> GOAL
Return the number of lines that contain the word "title", and return nothing else.

> RECORDED INFORMATION
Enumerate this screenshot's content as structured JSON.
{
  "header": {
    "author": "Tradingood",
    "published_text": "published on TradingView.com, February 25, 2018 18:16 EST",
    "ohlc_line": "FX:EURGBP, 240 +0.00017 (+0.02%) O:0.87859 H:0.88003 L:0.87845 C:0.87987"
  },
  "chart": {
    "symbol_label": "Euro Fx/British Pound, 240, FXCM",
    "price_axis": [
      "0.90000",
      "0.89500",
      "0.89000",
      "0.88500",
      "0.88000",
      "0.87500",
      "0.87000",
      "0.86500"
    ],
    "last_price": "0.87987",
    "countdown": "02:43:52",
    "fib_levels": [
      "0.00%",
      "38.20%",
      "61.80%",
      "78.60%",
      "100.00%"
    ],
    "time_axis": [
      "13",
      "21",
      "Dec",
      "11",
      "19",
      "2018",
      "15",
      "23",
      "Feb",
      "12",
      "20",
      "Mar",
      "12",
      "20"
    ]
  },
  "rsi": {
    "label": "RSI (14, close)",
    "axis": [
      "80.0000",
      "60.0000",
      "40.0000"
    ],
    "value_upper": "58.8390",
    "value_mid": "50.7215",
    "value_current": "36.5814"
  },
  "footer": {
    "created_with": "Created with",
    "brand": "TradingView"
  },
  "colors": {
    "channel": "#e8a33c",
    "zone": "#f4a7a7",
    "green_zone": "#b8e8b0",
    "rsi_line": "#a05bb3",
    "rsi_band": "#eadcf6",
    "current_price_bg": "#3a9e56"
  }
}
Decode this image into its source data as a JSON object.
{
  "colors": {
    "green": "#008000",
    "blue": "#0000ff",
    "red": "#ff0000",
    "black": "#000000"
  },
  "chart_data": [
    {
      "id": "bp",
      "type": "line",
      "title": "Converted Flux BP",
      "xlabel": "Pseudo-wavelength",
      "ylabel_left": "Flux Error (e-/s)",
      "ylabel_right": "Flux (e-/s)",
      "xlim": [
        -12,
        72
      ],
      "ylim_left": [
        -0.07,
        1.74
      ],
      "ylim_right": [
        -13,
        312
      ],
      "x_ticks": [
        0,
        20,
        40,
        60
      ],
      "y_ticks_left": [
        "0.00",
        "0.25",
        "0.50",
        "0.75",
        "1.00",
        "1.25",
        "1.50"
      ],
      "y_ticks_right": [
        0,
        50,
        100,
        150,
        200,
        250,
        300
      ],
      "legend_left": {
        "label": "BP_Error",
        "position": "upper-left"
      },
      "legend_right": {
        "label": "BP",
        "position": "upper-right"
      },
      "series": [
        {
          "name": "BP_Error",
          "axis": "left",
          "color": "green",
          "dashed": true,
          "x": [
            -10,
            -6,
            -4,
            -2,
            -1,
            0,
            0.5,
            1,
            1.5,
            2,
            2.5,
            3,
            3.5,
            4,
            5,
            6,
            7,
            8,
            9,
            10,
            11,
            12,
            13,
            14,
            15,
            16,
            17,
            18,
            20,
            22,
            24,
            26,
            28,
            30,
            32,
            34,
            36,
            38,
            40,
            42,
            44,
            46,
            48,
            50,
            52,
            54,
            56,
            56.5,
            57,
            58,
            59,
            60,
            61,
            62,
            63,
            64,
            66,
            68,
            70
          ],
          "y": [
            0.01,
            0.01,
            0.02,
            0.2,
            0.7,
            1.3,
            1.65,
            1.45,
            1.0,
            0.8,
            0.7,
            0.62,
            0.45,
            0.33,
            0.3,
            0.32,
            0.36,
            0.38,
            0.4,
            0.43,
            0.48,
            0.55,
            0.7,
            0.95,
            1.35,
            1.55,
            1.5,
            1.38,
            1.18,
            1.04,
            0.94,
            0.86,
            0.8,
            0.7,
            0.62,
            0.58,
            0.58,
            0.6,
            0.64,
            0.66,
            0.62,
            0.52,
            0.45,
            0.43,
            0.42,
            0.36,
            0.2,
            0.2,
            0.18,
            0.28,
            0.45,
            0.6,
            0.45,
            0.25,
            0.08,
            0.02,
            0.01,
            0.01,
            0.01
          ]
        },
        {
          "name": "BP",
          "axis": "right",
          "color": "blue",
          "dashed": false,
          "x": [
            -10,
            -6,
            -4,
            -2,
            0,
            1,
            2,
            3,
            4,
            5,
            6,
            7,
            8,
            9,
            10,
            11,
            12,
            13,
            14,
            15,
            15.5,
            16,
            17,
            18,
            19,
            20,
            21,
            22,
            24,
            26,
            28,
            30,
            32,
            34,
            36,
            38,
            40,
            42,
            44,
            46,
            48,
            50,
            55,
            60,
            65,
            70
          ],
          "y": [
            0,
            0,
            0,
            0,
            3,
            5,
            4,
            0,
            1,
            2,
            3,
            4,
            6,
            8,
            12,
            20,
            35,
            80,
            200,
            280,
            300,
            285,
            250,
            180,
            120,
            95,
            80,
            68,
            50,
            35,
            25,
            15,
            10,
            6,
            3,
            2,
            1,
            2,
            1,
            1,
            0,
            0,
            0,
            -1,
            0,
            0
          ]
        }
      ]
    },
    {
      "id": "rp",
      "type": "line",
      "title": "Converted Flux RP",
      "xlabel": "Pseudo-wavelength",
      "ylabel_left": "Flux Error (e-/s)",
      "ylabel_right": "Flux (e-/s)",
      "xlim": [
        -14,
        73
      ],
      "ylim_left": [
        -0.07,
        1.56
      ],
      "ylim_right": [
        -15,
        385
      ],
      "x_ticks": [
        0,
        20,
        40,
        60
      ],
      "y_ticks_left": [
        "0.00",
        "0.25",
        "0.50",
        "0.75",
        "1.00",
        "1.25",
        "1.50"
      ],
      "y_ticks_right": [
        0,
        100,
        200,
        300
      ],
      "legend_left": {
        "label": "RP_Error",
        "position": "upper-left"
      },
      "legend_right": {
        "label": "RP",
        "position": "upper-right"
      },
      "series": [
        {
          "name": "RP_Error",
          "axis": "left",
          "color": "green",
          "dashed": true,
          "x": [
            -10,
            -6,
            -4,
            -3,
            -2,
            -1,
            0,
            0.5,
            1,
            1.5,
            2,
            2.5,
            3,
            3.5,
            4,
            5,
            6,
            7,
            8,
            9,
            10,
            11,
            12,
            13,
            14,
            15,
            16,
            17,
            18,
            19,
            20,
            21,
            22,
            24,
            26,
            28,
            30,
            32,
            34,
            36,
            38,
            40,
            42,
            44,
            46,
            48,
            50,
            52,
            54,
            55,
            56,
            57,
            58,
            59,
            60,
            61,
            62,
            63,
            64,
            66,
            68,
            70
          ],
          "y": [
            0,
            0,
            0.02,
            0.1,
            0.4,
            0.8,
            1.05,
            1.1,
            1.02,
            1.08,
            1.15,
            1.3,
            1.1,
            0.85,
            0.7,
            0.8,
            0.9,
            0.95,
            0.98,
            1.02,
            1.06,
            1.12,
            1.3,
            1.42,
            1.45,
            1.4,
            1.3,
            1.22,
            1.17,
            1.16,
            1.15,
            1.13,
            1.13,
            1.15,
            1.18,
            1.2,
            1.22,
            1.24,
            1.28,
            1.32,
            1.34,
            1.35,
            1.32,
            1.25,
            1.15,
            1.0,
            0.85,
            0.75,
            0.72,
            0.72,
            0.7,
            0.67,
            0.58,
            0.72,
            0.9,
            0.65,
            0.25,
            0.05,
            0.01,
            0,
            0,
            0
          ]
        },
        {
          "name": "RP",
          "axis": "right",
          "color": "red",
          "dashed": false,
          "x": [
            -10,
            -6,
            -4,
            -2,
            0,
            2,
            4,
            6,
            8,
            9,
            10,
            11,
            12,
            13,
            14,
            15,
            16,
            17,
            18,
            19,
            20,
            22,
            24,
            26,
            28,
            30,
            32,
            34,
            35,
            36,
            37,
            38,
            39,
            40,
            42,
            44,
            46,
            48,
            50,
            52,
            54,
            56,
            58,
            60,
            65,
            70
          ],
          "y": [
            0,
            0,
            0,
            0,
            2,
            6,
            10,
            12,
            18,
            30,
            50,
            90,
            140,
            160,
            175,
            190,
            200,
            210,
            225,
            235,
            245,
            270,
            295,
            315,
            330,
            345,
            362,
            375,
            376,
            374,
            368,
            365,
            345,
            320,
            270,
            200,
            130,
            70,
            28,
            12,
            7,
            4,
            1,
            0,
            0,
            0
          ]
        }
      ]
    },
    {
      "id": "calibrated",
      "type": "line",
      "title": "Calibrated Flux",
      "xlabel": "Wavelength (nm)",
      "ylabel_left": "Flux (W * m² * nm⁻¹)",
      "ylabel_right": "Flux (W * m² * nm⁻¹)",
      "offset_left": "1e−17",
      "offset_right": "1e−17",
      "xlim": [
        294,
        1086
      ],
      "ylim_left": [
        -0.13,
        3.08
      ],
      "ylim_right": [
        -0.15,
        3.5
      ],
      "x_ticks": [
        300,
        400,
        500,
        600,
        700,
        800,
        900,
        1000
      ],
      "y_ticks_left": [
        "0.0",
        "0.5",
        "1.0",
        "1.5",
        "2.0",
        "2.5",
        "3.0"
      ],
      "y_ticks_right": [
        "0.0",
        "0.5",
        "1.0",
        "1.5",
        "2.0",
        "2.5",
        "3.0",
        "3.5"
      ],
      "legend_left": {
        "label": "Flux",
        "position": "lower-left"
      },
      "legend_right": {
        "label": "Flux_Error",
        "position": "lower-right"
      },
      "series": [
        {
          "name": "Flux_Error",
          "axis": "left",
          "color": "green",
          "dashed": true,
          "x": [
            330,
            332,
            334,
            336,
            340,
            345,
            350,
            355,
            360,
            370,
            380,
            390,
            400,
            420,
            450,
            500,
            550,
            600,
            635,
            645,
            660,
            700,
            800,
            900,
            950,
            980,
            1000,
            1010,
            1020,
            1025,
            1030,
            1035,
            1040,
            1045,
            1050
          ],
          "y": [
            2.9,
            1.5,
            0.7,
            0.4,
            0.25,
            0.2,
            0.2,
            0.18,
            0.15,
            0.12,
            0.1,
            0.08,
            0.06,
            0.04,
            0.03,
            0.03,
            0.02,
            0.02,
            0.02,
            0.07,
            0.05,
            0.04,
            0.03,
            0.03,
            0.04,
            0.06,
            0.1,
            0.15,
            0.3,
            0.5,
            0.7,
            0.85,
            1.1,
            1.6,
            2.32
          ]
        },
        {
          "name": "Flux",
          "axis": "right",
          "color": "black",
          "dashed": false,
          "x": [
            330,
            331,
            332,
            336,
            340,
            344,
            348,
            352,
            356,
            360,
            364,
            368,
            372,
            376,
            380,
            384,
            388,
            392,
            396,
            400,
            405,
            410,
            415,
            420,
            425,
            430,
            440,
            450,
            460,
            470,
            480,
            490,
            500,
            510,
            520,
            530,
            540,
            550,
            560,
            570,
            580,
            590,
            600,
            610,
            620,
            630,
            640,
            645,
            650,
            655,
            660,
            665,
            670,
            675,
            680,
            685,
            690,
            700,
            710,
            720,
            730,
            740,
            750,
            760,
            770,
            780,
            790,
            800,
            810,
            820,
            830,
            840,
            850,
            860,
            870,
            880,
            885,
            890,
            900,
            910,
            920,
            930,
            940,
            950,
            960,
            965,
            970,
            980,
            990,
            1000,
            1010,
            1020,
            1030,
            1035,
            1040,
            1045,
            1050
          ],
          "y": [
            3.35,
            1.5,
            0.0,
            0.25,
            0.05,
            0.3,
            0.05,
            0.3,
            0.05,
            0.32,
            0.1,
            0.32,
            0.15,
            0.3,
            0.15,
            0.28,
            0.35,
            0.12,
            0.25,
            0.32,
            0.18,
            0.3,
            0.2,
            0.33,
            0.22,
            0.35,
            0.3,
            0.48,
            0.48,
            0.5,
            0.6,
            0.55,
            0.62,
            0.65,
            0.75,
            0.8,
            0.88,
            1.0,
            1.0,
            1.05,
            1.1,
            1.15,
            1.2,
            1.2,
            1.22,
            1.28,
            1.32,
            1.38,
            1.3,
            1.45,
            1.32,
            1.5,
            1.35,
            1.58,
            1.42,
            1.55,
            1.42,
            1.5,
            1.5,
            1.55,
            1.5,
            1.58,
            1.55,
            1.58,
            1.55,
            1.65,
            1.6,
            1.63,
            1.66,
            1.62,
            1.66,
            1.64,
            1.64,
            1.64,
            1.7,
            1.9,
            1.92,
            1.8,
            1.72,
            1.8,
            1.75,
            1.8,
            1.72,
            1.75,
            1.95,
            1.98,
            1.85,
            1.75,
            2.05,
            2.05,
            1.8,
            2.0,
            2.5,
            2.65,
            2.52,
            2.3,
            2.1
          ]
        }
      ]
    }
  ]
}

> RESULT OF THIS TASK
3